SUPPLIED ENTRIES
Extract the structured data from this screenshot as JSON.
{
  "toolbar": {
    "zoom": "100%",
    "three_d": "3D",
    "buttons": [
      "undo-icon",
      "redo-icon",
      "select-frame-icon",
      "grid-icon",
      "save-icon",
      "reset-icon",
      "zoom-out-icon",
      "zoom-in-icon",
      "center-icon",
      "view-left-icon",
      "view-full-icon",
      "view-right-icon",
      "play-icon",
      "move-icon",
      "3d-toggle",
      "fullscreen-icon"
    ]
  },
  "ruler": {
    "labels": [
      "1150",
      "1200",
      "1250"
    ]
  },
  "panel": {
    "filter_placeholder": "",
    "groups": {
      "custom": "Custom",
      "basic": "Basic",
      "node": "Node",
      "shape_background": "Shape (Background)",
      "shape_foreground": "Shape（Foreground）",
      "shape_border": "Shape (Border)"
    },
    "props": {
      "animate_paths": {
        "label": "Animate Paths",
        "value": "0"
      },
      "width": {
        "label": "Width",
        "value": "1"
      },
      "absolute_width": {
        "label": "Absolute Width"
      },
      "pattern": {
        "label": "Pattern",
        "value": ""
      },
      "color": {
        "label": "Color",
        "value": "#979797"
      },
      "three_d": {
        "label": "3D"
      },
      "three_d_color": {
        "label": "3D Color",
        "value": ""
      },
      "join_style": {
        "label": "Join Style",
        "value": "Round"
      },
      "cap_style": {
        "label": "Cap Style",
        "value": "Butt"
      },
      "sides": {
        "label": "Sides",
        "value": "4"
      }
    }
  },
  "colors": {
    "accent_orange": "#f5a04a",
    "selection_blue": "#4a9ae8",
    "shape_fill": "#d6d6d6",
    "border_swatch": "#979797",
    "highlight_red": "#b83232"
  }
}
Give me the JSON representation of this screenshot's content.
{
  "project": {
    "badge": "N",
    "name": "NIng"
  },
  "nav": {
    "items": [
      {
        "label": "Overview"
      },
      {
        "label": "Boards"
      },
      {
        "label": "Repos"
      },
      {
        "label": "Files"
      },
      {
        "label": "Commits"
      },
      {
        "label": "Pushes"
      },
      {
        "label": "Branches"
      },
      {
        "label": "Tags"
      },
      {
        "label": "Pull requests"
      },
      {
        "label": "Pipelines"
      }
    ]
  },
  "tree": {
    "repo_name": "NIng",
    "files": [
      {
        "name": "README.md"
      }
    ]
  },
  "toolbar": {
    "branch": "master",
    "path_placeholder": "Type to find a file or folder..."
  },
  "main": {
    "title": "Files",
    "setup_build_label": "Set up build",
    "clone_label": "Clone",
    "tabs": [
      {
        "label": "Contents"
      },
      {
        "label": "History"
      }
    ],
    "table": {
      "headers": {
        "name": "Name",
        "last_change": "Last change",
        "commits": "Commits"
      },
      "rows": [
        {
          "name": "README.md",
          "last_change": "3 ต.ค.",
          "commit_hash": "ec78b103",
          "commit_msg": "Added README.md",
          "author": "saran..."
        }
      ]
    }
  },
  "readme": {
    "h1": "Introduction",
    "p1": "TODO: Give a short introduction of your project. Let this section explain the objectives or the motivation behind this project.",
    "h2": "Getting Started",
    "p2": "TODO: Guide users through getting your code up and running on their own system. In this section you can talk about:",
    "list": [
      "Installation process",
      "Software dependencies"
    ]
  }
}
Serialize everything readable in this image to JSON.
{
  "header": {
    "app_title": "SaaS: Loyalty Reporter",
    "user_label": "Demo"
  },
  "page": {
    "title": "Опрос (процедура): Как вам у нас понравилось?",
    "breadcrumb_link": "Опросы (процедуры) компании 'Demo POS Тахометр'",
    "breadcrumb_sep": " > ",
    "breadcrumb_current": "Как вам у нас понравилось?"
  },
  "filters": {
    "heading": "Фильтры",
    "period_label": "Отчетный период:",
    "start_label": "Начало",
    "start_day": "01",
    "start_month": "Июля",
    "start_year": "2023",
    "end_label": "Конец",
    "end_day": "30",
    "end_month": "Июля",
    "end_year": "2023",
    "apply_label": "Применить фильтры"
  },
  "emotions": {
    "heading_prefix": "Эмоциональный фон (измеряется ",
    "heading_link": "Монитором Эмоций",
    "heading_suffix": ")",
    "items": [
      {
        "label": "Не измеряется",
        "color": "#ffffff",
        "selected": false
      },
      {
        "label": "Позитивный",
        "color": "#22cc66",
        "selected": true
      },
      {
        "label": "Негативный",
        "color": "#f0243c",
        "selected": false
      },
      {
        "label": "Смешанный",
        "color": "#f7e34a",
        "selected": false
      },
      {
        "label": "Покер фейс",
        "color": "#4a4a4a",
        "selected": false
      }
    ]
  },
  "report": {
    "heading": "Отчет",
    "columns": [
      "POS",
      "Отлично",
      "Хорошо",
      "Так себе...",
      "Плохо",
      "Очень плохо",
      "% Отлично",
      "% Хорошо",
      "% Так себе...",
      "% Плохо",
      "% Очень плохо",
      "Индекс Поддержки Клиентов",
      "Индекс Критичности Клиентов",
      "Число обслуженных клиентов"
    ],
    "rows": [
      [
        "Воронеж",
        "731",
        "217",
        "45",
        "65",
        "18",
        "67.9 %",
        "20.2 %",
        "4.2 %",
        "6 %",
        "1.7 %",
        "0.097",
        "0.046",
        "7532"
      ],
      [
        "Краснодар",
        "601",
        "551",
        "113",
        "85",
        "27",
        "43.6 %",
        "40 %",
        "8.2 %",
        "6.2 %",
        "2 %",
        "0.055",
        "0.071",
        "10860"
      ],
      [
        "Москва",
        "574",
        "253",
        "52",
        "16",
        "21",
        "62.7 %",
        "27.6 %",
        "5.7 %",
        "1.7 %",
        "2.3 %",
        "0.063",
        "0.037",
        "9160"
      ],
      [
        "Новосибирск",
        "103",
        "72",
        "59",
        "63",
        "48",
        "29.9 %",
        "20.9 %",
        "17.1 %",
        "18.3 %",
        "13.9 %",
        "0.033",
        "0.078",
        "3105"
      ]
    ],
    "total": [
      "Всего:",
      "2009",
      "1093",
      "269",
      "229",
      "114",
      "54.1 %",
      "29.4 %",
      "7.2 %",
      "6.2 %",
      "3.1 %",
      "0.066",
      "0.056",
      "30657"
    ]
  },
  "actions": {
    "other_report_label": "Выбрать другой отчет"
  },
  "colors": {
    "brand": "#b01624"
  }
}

STATED GOAL
Word for word, write out the data.

RESPONSE TO THE EXERCISE
Extract the structured data from this screenshot as JSON.
{
  "toolbar": {
    "zoom": "100%",
    "three_d": "3D",
    "buttons": [
      "undo-icon",
      "redo-icon",
      "select-frame-icon",
      "grid-icon",
      "save-icon",
      "reset-icon",
      "zoom-out-icon",
      "zoom-in-icon",
      "center-icon",
      "view-left-icon",
      "view-full-icon",
      "view-right-icon",
      "play-icon",
      "move-icon",
      "3d-toggle",
      "fullscreen-icon"
    ]
  },
  "ruler": {
    "labels": [
      "1150",
      "1200",
      "1250"
    ]
  },
  "panel": {
    "filter_placeholder": "",
    "groups": {
      "custom": "Custom",
      "basic": "Basic",
      "node": "Node",
      "shape_background": "Shape (Background)",
      "shape_foreground": "Shape（Foreground）",
      "shape_border": "Shape (Border)"
    },
    "props": {
      "animate_paths": {
        "label": "Animate Paths",
        "value": "0"
      },
      "width": {
        "label": "Width",
        "value": "1"
      },
      "absolute_width": {
        "label": "Absolute Width"
      },
      "pattern": {
        "label": "Pattern",
        "value": ""
      },
      "color": {
        "label": "Color",
        "value": "#979797"
      },
      "three_d": {
        "label": "3D"
      },
      "three_d_color": {
        "label": "3D Color",
        "value": ""
      },
      "join_style": {
        "label": "Join Style",
        "value": "Round"
      },
      "cap_style": {
        "label": "Cap Style",
        "value": "Butt"
      },
      "sides": {
        "label": "Sides",
        "value": "4"
      }
    }
  },
  "colors": {
    "accent_orange": "#f5a04a",
    "selection_blue": "#4a9ae8",
    "shape_fill": "#d6d6d6",
    "border_swatch": "#979797",
    "highlight_red": "#b83232"
  }
}
Give me the JSON representation of this screenshot's content.
{
  "project": {
    "badge": "N",
    "name": "NIng"
  },
  "nav": {
    "items": [
      {
        "label": "Overview"
      },
      {
        "label": "Boards"
      },
      {
        "label": "Repos"
      },
      {
        "label": "Files"
      },
      {
        "label": "Commits"
      },
      {
        "label": "Pushes"
      },
      {
        "label": "Branches"
      },
      {
        "label": "Tags"
      },
      {
        "label": "Pull requests"
      },
      {
        "label": "Pipelines"
      }
    ]
  },
  "tree": {
    "repo_name": "NIng",
    "files": [
      {
        "name": "README.md"
      }
    ]
  },
  "toolbar": {
    "branch": "master",
    "path_placeholder": "Type to find a file or folder..."
  },
  "main": {
    "title": "Files",
    "setup_build_label": "Set up build",
    "clone_label": "Clone",
    "tabs": [
      {
        "label": "Contents"
      },
      {
        "label": "History"
      }
    ],
    "table": {
      "headers": {
        "name": "Name",
        "last_change": "Last change",
        "commits": "Commits"
      },
      "rows": [
        {
          "name": "README.md",
          "last_change": "3 ต.ค.",
          "commit_hash": "ec78b103",
          "commit_msg": "Added README.md",
          "author": "saran..."
        }
      ]
    }
  },
  "readme": {
    "h1": "Introduction",
    "p1": "TODO: Give a short introduction of your project. Let this section explain the objectives or the motivation behind this project.",
    "h2": "Getting Started",
    "p2": "TODO: Guide users through getting your code up and running on their own system. In this section you can talk about:",
    "list": [
      "Installation process",
      "Software dependencies"
    ]
  }
}
Serialize everything readable in this image to JSON.
{
  "header": {
    "app_title": "SaaS: Loyalty Reporter",
    "user_label": "Demo"
  },
  "page": {
    "title": "Опрос (процедура): Как вам у нас понравилось?",
    "breadcrumb_link": "Опросы (процедуры) компании 'Demo POS Тахометр'",
    "breadcrumb_sep": " > ",
    "breadcrumb_current": "Как вам у нас понравилось?"
  },
  "filters": {
    "heading": "Фильтры",
    "period_label": "Отчетный период:",
    "start_label": "Начало",
    "start_day": "01",
    "start_month": "Июля",
    "start_year": "2023",
    "end_label": "Конец",
    "end_day": "30",
    "end_month": "Июля",
    "end_year": "2023",
    "apply_label": "Применить фильтры"
  },
  "emotions": {
    "heading_prefix": "Эмоциональный фон (измеряется ",
    "heading_link": "Монитором Эмоций",
    "heading_suffix": ")",
    "items": [
      {
        "label": "Не измеряется",
        "color": "#ffffff",
        "selected": false
      },
      {
        "label": "Позитивный",
        "color": "#22cc66",
        "selected": true
      },
      {
        "label": "Негативный",
        "color": "#f0243c",
        "selected": false
      },
      {
        "label": "Смешанный",
        "color": "#f7e34a",
        "selected": false
      },
      {
        "label": "Покер фейс",
        "color": "#4a4a4a",
        "selected": false
      }
    ]
  },
  "report": {
    "heading": "Отчет",
    "columns": [
      "POS",
      "Отлично",
      "Хорошо",
      "Так себе...",
      "Плохо",
      "Очень плохо",
      "% Отлично",
      "% Хорошо",
      "% Так себе...",
      "% Плохо",
      "% Очень плохо",
      "Индекс Поддержки Клиентов",
      "Индекс Критичности Клиентов",
      "Число обслуженных клиентов"
    ],
    "rows": [
      [
        "Воронеж",
        "731",
        "217",
        "45",
        "65",
        "18",
        "67.9 %",
        "20.2 %",
        "4.2 %",
        "6 %",
        "1.7 %",
        "0.097",
        "0.046",
        "7532"
      ],
      [
        "Краснодар",
        "601",
        "551",
        "113",
        "85",
        "27",
        "43.6 %",
        "40 %",
        "8.2 %",
        "6.2 %",
        "2 %",
        "0.055",
        "0.071",
        "10860"
      ],
      [
        "Москва",
        "574",
        "253",
        "52",
        "16",
        "21",
        "62.7 %",
        "27.6 %",
        "5.7 %",
        "1.7 %",
        "2.3 %",
        "0.063",
        "0.037",
        "9160"
      ],
      [
        "Новосибирск",
        "103",
        "72",
        "59",
        "63",
        "48",
        "29.9 %",
        "20.9 %",
        "17.1 %",
        "18.3 %",
        "13.9 %",
        "0.033",
        "0.078",
        "3105"
      ]
    ],
    "total": [
      "Всего:",
      "2009",
      "1093",
      "269",
      "229",
      "114",
      "54.1 %",
      "29.4 %",
      "7.2 %",
      "6.2 %",
      "3.1 %",
      "0.066",
      "0.056",
      "30657"
    ]
  },
  "actions": {
    "other_report_label": "Выбрать другой отчет"
  },
  "colors": {
    "brand": "#b01624"
  }
}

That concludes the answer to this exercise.